◆ **WORK REQUIRED**: Please report every line from the material that contains the word "JSON".

** BEGIN **

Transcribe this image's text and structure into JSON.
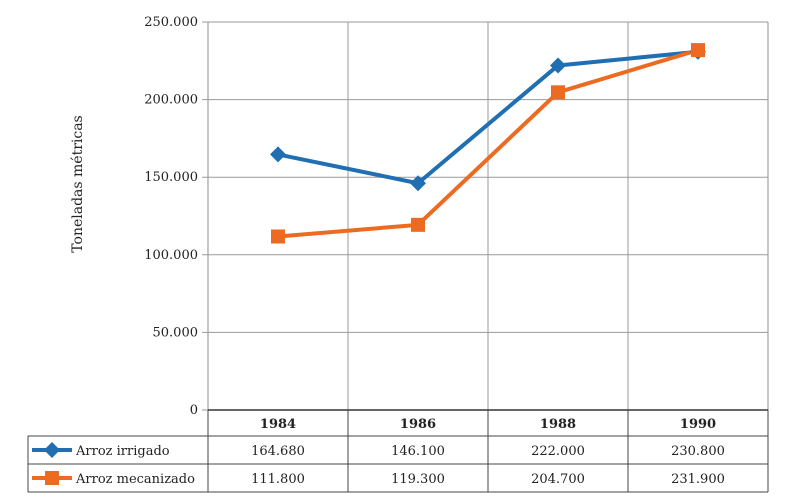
{
  "chart_data": {
    "type": "line",
    "title": "",
    "xlabel": "",
    "ylabel": "Toneladas métricas",
    "categories": [
      "1984",
      "1986",
      "1988",
      "1990"
    ],
    "ylim": [
      0,
      250000
    ],
    "yticks": [
      0,
      50000,
      100000,
      150000,
      200000,
      250000
    ],
    "ytick_labels": [
      "0",
      "50.000",
      "100.000",
      "150.000",
      "200.000",
      "250.000"
    ],
    "grid": true,
    "legend": "data-table",
    "series": [
      {
        "name": "Arroz irrigado",
        "values": [
          164680,
          146100,
          222000,
          230800
        ],
        "value_labels": [
          "164.680",
          "146.100",
          "222.000",
          "230.800"
        ],
        "color": "#1f6fb2",
        "marker": "diamond"
      },
      {
        "name": "Arroz mecanizado",
        "values": [
          111800,
          119300,
          204700,
          231900
        ],
        "value_labels": [
          "111.800",
          "119.300",
          "204.700",
          "231.900"
        ],
        "color": "#ed6b21",
        "marker": "square"
      }
    ]
  }
}
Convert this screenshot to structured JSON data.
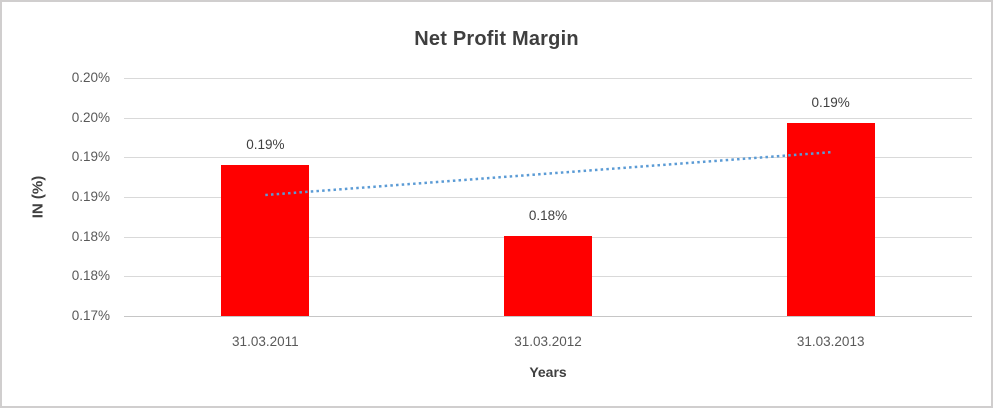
{
  "chart_data": {
    "type": "bar",
    "title": "Net Profit Margin",
    "xlabel": "Years",
    "ylabel": "IN (%)",
    "categories": [
      "31.03.2011",
      "31.03.2012",
      "31.03.2013"
    ],
    "values": [
      0.189,
      0.1801,
      0.1943
    ],
    "data_labels": [
      "0.19%",
      "0.18%",
      "0.19%"
    ],
    "value_units": "percent",
    "ylim": [
      0.17,
      0.2
    ],
    "y_tick_values": [
      0.2,
      0.195,
      0.19,
      0.185,
      0.18,
      0.175,
      0.17
    ],
    "y_tick_labels": [
      "0.20%",
      "0.20%",
      "0.19%",
      "0.19%",
      "0.18%",
      "0.18%",
      "0.17%"
    ],
    "grid": true,
    "legend": "none",
    "bar_color": "#ff0000",
    "trendline": {
      "type": "linear",
      "style": "dotted",
      "color": "#5b9bd5",
      "start_value": 0.18525,
      "end_value": 0.19065
    }
  },
  "colors": {
    "background": "#ffffff",
    "border": "#d0cece",
    "gridline": "#d9d9d9",
    "axis_line": "#c6c6c6",
    "title_text": "#3f3f3f",
    "tick_text": "#595959",
    "data_label_text": "#404040"
  }
}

** END **

◆ **CORRECT RESPONSE**:
Transcribe this image's text and structure into JSON.
Convert this screenshot to structured JSON data.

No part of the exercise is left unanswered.